┌────────

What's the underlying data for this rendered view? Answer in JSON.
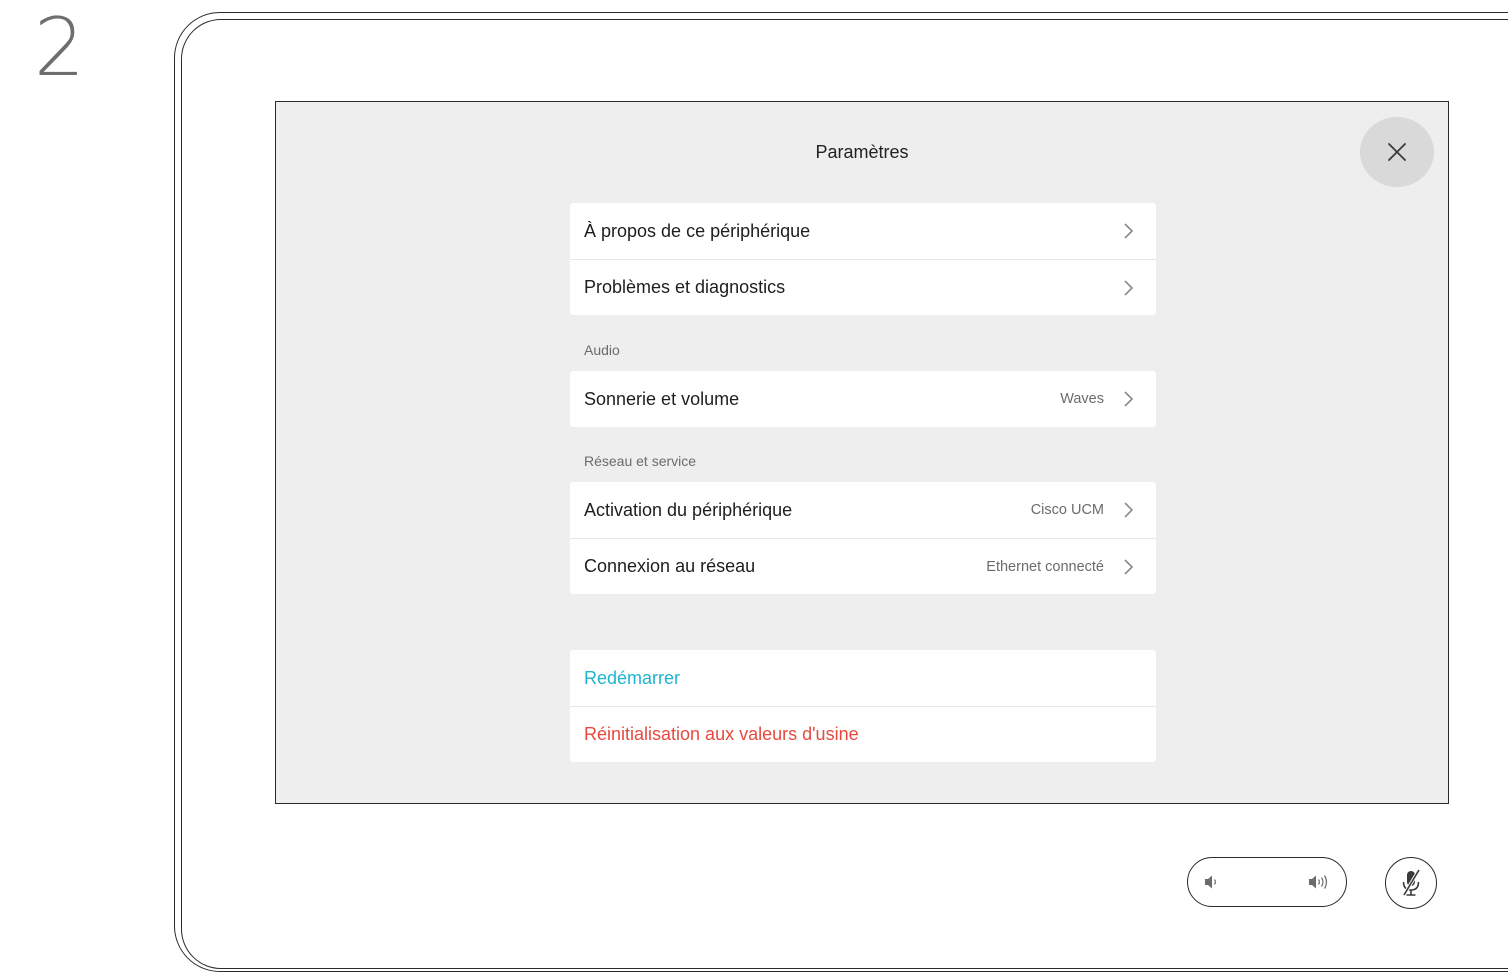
{
  "step": {
    "number": "2"
  },
  "settings": {
    "title": "Paramètres",
    "close_icon": "close-icon",
    "general_items": [
      {
        "label": "À propos de ce périphérique"
      },
      {
        "label": "Problèmes et diagnostics"
      }
    ],
    "audio": {
      "section_label": "Audio",
      "items": [
        {
          "label": "Sonnerie et volume",
          "value": "Waves"
        }
      ]
    },
    "network": {
      "section_label": "Réseau et service",
      "items": [
        {
          "label": "Activation du périphérique",
          "value": "Cisco UCM"
        },
        {
          "label": "Connexion au réseau",
          "value": "Ethernet connecté"
        }
      ]
    },
    "actions": {
      "restart_label": "Redémarrer",
      "factory_reset_label": "Réinitialisation aux valeurs d'usine"
    }
  },
  "controls": {
    "volume_down_icon": "speaker-low-icon",
    "volume_up_icon": "speaker-high-icon",
    "mute_icon": "microphone-muted-icon"
  },
  "colors": {
    "screen_background": "#eeeeee",
    "restart_accent": "#1fb4cf",
    "reset_accent": "#e8493f"
  }
}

└────────

*STATED GOAL*
Exactly reproduce the entries above, minus the pictures.

*OUTPUT BELOW*
What's the underlying data for this rendered view? Answer in JSON.
{
  "step": {
    "number": "2"
  },
  "settings": {
    "title": "Paramètres",
    "close_icon": "close-icon",
    "general_items": [
      {
        "label": "À propos de ce périphérique"
      },
      {
        "label": "Problèmes et diagnostics"
      }
    ],
    "audio": {
      "section_label": "Audio",
      "items": [
        {
          "label": "Sonnerie et volume",
          "value": "Waves"
        }
      ]
    },
    "network": {
      "section_label": "Réseau et service",
      "items": [
        {
          "label": "Activation du périphérique",
          "value": "Cisco UCM"
        },
        {
          "label": "Connexion au réseau",
          "value": "Ethernet connecté"
        }
      ]
    },
    "actions": {
      "restart_label": "Redémarrer",
      "factory_reset_label": "Réinitialisation aux valeurs d'usine"
    }
  },
  "controls": {
    "volume_down_icon": "speaker-low-icon",
    "volume_up_icon": "speaker-high-icon",
    "mute_icon": "microphone-muted-icon"
  },
  "colors": {
    "screen_background": "#eeeeee",
    "restart_accent": "#1fb4cf",
    "reset_accent": "#e8493f"
  }
}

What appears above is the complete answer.